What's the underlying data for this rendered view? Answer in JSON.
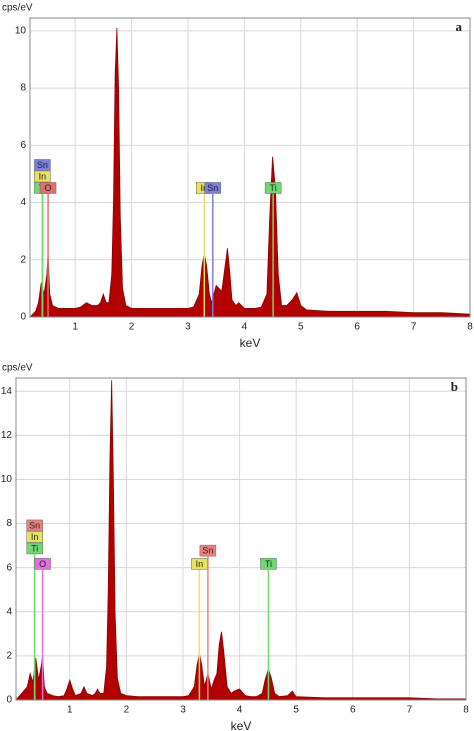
{
  "chart_data": [
    {
      "type": "area",
      "title": "a",
      "ylabel": "cps/eV",
      "xlabel": "keV",
      "color": "#b30000",
      "xlim": [
        0.2,
        8
      ],
      "ylim": [
        0,
        10.45
      ],
      "xticks": [
        1,
        2,
        3,
        4,
        5,
        6,
        7,
        8
      ],
      "yticks": [
        0,
        2,
        4,
        6,
        8,
        10
      ],
      "grid": true,
      "x": [
        0.2,
        0.3,
        0.35,
        0.4,
        0.45,
        0.5,
        0.52,
        0.55,
        0.6,
        0.7,
        0.8,
        0.9,
        1.0,
        1.1,
        1.2,
        1.3,
        1.4,
        1.45,
        1.5,
        1.55,
        1.6,
        1.65,
        1.68,
        1.71,
        1.74,
        1.77,
        1.8,
        1.84,
        1.9,
        2.0,
        2.2,
        2.4,
        2.6,
        2.8,
        3.0,
        3.1,
        3.2,
        3.25,
        3.29,
        3.33,
        3.38,
        3.42,
        3.46,
        3.5,
        3.55,
        3.6,
        3.66,
        3.7,
        3.74,
        3.78,
        3.85,
        3.9,
        4.0,
        4.1,
        4.2,
        4.3,
        4.4,
        4.45,
        4.5,
        4.55,
        4.6,
        4.66,
        4.75,
        4.85,
        4.93,
        5.0,
        5.1,
        5.5,
        6.0,
        6.5,
        7.0,
        7.5,
        8.0
      ],
      "values": [
        0,
        0.2,
        0.5,
        1.2,
        0.8,
        1.5,
        2.2,
        0.8,
        0.4,
        0.3,
        0.3,
        0.3,
        0.3,
        0.35,
        0.5,
        0.4,
        0.4,
        0.5,
        0.8,
        0.5,
        0.5,
        1.5,
        4,
        8.5,
        10.1,
        8,
        3.5,
        1,
        0.4,
        0.3,
        0.3,
        0.3,
        0.3,
        0.3,
        0.3,
        0.35,
        0.8,
        1.8,
        2.2,
        1.8,
        0.8,
        0.5,
        0.8,
        1.1,
        1.0,
        0.9,
        1.8,
        2.4,
        1.6,
        0.6,
        0.4,
        0.5,
        0.3,
        0.3,
        0.3,
        0.35,
        0.8,
        3.5,
        5.6,
        4.5,
        1.5,
        0.4,
        0.4,
        0.6,
        0.85,
        0.4,
        0.25,
        0.2,
        0.2,
        0.2,
        0.15,
        0.15,
        0.1
      ],
      "markers": [
        {
          "label": "Sn",
          "x": 0.42,
          "y": 4.3,
          "color": "#7f7fe0"
        },
        {
          "label": "In",
          "x": 0.42,
          "y": 4.3,
          "color": "#e8e060"
        },
        {
          "label": "Ti",
          "x": 0.42,
          "y": 4.3,
          "color": "#70d870"
        },
        {
          "label": "O",
          "x": 0.52,
          "y": 4.3,
          "color": "#e07070"
        },
        {
          "label": "In",
          "x": 3.29,
          "y": 4.3,
          "color": "#e8e060"
        },
        {
          "label": "Sn",
          "x": 3.44,
          "y": 4.3,
          "color": "#7f7fe0"
        },
        {
          "label": "Ti",
          "x": 4.51,
          "y": 4.3,
          "color": "#70d870"
        }
      ]
    },
    {
      "type": "area",
      "title": "b",
      "ylabel": "cps/eV",
      "xlabel": "keV",
      "color": "#b30000",
      "xlim": [
        0.05,
        8
      ],
      "ylim": [
        0,
        14.6
      ],
      "xticks": [
        1,
        2,
        3,
        4,
        5,
        6,
        7,
        8
      ],
      "yticks": [
        0,
        2,
        4,
        6,
        8,
        10,
        12,
        14
      ],
      "grid": true,
      "x": [
        0.05,
        0.15,
        0.25,
        0.3,
        0.35,
        0.4,
        0.45,
        0.5,
        0.52,
        0.55,
        0.6,
        0.7,
        0.8,
        0.9,
        0.95,
        1.0,
        1.05,
        1.1,
        1.2,
        1.25,
        1.3,
        1.4,
        1.45,
        1.49,
        1.53,
        1.6,
        1.65,
        1.68,
        1.71,
        1.74,
        1.77,
        1.8,
        1.84,
        1.9,
        2.0,
        2.2,
        2.4,
        2.6,
        2.8,
        3.0,
        3.1,
        3.2,
        3.25,
        3.29,
        3.33,
        3.38,
        3.44,
        3.5,
        3.55,
        3.6,
        3.64,
        3.68,
        3.72,
        3.78,
        3.85,
        3.9,
        4.0,
        4.1,
        4.2,
        4.3,
        4.4,
        4.45,
        4.51,
        4.56,
        4.62,
        4.7,
        4.85,
        4.93,
        5.0,
        5.5,
        6.0,
        6.5,
        7.0,
        7.5,
        8.0
      ],
      "values": [
        0,
        0.3,
        0.6,
        1.2,
        0.8,
        1.9,
        0.9,
        1.6,
        2.0,
        0.6,
        0.3,
        0.2,
        0.15,
        0.2,
        0.5,
        0.9,
        0.5,
        0.2,
        0.3,
        0.6,
        0.3,
        0.2,
        0.3,
        0.5,
        0.3,
        0.3,
        1.5,
        5,
        11,
        14.5,
        10,
        4,
        1,
        0.3,
        0.2,
        0.15,
        0.15,
        0.15,
        0.15,
        0.15,
        0.2,
        0.6,
        1.6,
        2.1,
        1.6,
        0.6,
        1.2,
        0.5,
        0.9,
        1.2,
        2.5,
        3.1,
        2.2,
        0.6,
        0.3,
        0.4,
        0.5,
        0.2,
        0.15,
        0.15,
        0.3,
        0.9,
        1.4,
        1.0,
        0.3,
        0.15,
        0.2,
        0.4,
        0.15,
        0.1,
        0.1,
        0.1,
        0.1,
        0.05,
        0.05
      ],
      "markers": [
        {
          "label": "Sn",
          "x": 0.38,
          "y": 6.6,
          "color": "#f08080"
        },
        {
          "label": "In",
          "x": 0.38,
          "y": 6.6,
          "color": "#e8e060"
        },
        {
          "label": "Ti",
          "x": 0.38,
          "y": 6.6,
          "color": "#70d870"
        },
        {
          "label": "O",
          "x": 0.52,
          "y": 5.9,
          "color": "#e070e0"
        },
        {
          "label": "In",
          "x": 3.29,
          "y": 5.9,
          "color": "#e8e060"
        },
        {
          "label": "Sn",
          "x": 3.44,
          "y": 6.5,
          "color": "#f08080"
        },
        {
          "label": "Ti",
          "x": 4.51,
          "y": 5.9,
          "color": "#70d870"
        }
      ]
    }
  ]
}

#### Task goal
Take the listing above and print it exactly, apart from the pictures.

#### Answer to the exercise
What's the underlying data for this rendered view? Answer in JSON.
{
  "chart_data": [
    {
      "type": "area",
      "title": "a",
      "ylabel": "cps/eV",
      "xlabel": "keV",
      "color": "#b30000",
      "xlim": [
        0.2,
        8
      ],
      "ylim": [
        0,
        10.45
      ],
      "xticks": [
        1,
        2,
        3,
        4,
        5,
        6,
        7,
        8
      ],
      "yticks": [
        0,
        2,
        4,
        6,
        8,
        10
      ],
      "grid": true,
      "x": [
        0.2,
        0.3,
        0.35,
        0.4,
        0.45,
        0.5,
        0.52,
        0.55,
        0.6,
        0.7,
        0.8,
        0.9,
        1.0,
        1.1,
        1.2,
        1.3,
        1.4,
        1.45,
        1.5,
        1.55,
        1.6,
        1.65,
        1.68,
        1.71,
        1.74,
        1.77,
        1.8,
        1.84,
        1.9,
        2.0,
        2.2,
        2.4,
        2.6,
        2.8,
        3.0,
        3.1,
        3.2,
        3.25,
        3.29,
        3.33,
        3.38,
        3.42,
        3.46,
        3.5,
        3.55,
        3.6,
        3.66,
        3.7,
        3.74,
        3.78,
        3.85,
        3.9,
        4.0,
        4.1,
        4.2,
        4.3,
        4.4,
        4.45,
        4.5,
        4.55,
        4.6,
        4.66,
        4.75,
        4.85,
        4.93,
        5.0,
        5.1,
        5.5,
        6.0,
        6.5,
        7.0,
        7.5,
        8.0
      ],
      "values": [
        0,
        0.2,
        0.5,
        1.2,
        0.8,
        1.5,
        2.2,
        0.8,
        0.4,
        0.3,
        0.3,
        0.3,
        0.3,
        0.35,
        0.5,
        0.4,
        0.4,
        0.5,
        0.8,
        0.5,
        0.5,
        1.5,
        4,
        8.5,
        10.1,
        8,
        3.5,
        1,
        0.4,
        0.3,
        0.3,
        0.3,
        0.3,
        0.3,
        0.3,
        0.35,
        0.8,
        1.8,
        2.2,
        1.8,
        0.8,
        0.5,
        0.8,
        1.1,
        1.0,
        0.9,
        1.8,
        2.4,
        1.6,
        0.6,
        0.4,
        0.5,
        0.3,
        0.3,
        0.3,
        0.35,
        0.8,
        3.5,
        5.6,
        4.5,
        1.5,
        0.4,
        0.4,
        0.6,
        0.85,
        0.4,
        0.25,
        0.2,
        0.2,
        0.2,
        0.15,
        0.15,
        0.1
      ],
      "markers": [
        {
          "label": "Sn",
          "x": 0.42,
          "y": 4.3,
          "color": "#7f7fe0"
        },
        {
          "label": "In",
          "x": 0.42,
          "y": 4.3,
          "color": "#e8e060"
        },
        {
          "label": "Ti",
          "x": 0.42,
          "y": 4.3,
          "color": "#70d870"
        },
        {
          "label": "O",
          "x": 0.52,
          "y": 4.3,
          "color": "#e07070"
        },
        {
          "label": "In",
          "x": 3.29,
          "y": 4.3,
          "color": "#e8e060"
        },
        {
          "label": "Sn",
          "x": 3.44,
          "y": 4.3,
          "color": "#7f7fe0"
        },
        {
          "label": "Ti",
          "x": 4.51,
          "y": 4.3,
          "color": "#70d870"
        }
      ]
    },
    {
      "type": "area",
      "title": "b",
      "ylabel": "cps/eV",
      "xlabel": "keV",
      "color": "#b30000",
      "xlim": [
        0.05,
        8
      ],
      "ylim": [
        0,
        14.6
      ],
      "xticks": [
        1,
        2,
        3,
        4,
        5,
        6,
        7,
        8
      ],
      "yticks": [
        0,
        2,
        4,
        6,
        8,
        10,
        12,
        14
      ],
      "grid": true,
      "x": [
        0.05,
        0.15,
        0.25,
        0.3,
        0.35,
        0.4,
        0.45,
        0.5,
        0.52,
        0.55,
        0.6,
        0.7,
        0.8,
        0.9,
        0.95,
        1.0,
        1.05,
        1.1,
        1.2,
        1.25,
        1.3,
        1.4,
        1.45,
        1.49,
        1.53,
        1.6,
        1.65,
        1.68,
        1.71,
        1.74,
        1.77,
        1.8,
        1.84,
        1.9,
        2.0,
        2.2,
        2.4,
        2.6,
        2.8,
        3.0,
        3.1,
        3.2,
        3.25,
        3.29,
        3.33,
        3.38,
        3.44,
        3.5,
        3.55,
        3.6,
        3.64,
        3.68,
        3.72,
        3.78,
        3.85,
        3.9,
        4.0,
        4.1,
        4.2,
        4.3,
        4.4,
        4.45,
        4.51,
        4.56,
        4.62,
        4.7,
        4.85,
        4.93,
        5.0,
        5.5,
        6.0,
        6.5,
        7.0,
        7.5,
        8.0
      ],
      "values": [
        0,
        0.3,
        0.6,
        1.2,
        0.8,
        1.9,
        0.9,
        1.6,
        2.0,
        0.6,
        0.3,
        0.2,
        0.15,
        0.2,
        0.5,
        0.9,
        0.5,
        0.2,
        0.3,
        0.6,
        0.3,
        0.2,
        0.3,
        0.5,
        0.3,
        0.3,
        1.5,
        5,
        11,
        14.5,
        10,
        4,
        1,
        0.3,
        0.2,
        0.15,
        0.15,
        0.15,
        0.15,
        0.15,
        0.2,
        0.6,
        1.6,
        2.1,
        1.6,
        0.6,
        1.2,
        0.5,
        0.9,
        1.2,
        2.5,
        3.1,
        2.2,
        0.6,
        0.3,
        0.4,
        0.5,
        0.2,
        0.15,
        0.15,
        0.3,
        0.9,
        1.4,
        1.0,
        0.3,
        0.15,
        0.2,
        0.4,
        0.15,
        0.1,
        0.1,
        0.1,
        0.1,
        0.05,
        0.05
      ],
      "markers": [
        {
          "label": "Sn",
          "x": 0.38,
          "y": 6.6,
          "color": "#f08080"
        },
        {
          "label": "In",
          "x": 0.38,
          "y": 6.6,
          "color": "#e8e060"
        },
        {
          "label": "Ti",
          "x": 0.38,
          "y": 6.6,
          "color": "#70d870"
        },
        {
          "label": "O",
          "x": 0.52,
          "y": 5.9,
          "color": "#e070e0"
        },
        {
          "label": "In",
          "x": 3.29,
          "y": 5.9,
          "color": "#e8e060"
        },
        {
          "label": "Sn",
          "x": 3.44,
          "y": 6.5,
          "color": "#f08080"
        },
        {
          "label": "Ti",
          "x": 4.51,
          "y": 5.9,
          "color": "#70d870"
        }
      ]
    }
  ]
}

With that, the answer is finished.